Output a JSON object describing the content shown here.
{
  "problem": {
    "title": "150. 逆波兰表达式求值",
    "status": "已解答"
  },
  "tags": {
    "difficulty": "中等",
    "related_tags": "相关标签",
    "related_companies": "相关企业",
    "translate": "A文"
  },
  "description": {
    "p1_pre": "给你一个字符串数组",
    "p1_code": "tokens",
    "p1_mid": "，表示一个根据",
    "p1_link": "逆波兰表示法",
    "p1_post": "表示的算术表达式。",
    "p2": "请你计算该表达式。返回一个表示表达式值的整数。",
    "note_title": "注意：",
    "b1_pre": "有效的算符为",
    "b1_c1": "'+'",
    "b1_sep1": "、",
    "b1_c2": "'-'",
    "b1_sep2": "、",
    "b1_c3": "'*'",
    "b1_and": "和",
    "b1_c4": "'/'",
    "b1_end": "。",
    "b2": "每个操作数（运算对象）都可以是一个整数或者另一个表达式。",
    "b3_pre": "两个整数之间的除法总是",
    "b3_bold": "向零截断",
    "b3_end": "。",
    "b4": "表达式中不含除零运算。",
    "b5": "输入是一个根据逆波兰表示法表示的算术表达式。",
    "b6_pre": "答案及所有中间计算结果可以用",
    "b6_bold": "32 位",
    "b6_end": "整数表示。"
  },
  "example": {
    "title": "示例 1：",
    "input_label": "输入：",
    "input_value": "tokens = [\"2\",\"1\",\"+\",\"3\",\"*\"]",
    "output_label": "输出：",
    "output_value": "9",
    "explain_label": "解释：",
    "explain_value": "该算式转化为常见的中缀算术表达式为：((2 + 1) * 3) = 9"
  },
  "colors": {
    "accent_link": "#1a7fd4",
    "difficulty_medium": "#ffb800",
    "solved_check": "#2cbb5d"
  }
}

- [Stated problem]
Copy out the whole listing exactly; please set it all down.

- [Exercise output]
Output a JSON object describing the content shown here.
{
  "problem": {
    "title": "150. 逆波兰表达式求值",
    "status": "已解答"
  },
  "tags": {
    "difficulty": "中等",
    "related_tags": "相关标签",
    "related_companies": "相关企业",
    "translate": "A文"
  },
  "description": {
    "p1_pre": "给你一个字符串数组",
    "p1_code": "tokens",
    "p1_mid": "，表示一个根据",
    "p1_link": "逆波兰表示法",
    "p1_post": "表示的算术表达式。",
    "p2": "请你计算该表达式。返回一个表示表达式值的整数。",
    "note_title": "注意：",
    "b1_pre": "有效的算符为",
    "b1_c1": "'+'",
    "b1_sep1": "、",
    "b1_c2": "'-'",
    "b1_sep2": "、",
    "b1_c3": "'*'",
    "b1_and": "和",
    "b1_c4": "'/'",
    "b1_end": "。",
    "b2": "每个操作数（运算对象）都可以是一个整数或者另一个表达式。",
    "b3_pre": "两个整数之间的除法总是",
    "b3_bold": "向零截断",
    "b3_end": "。",
    "b4": "表达式中不含除零运算。",
    "b5": "输入是一个根据逆波兰表示法表示的算术表达式。",
    "b6_pre": "答案及所有中间计算结果可以用",
    "b6_bold": "32 位",
    "b6_end": "整数表示。"
  },
  "example": {
    "title": "示例 1：",
    "input_label": "输入：",
    "input_value": "tokens = [\"2\",\"1\",\"+\",\"3\",\"*\"]",
    "output_label": "输出：",
    "output_value": "9",
    "explain_label": "解释：",
    "explain_value": "该算式转化为常见的中缀算术表达式为：((2 + 1) * 3) = 9"
  },
  "colors": {
    "accent_link": "#1a7fd4",
    "difficulty_medium": "#ffb800",
    "solved_check": "#2cbb5d"
  }
}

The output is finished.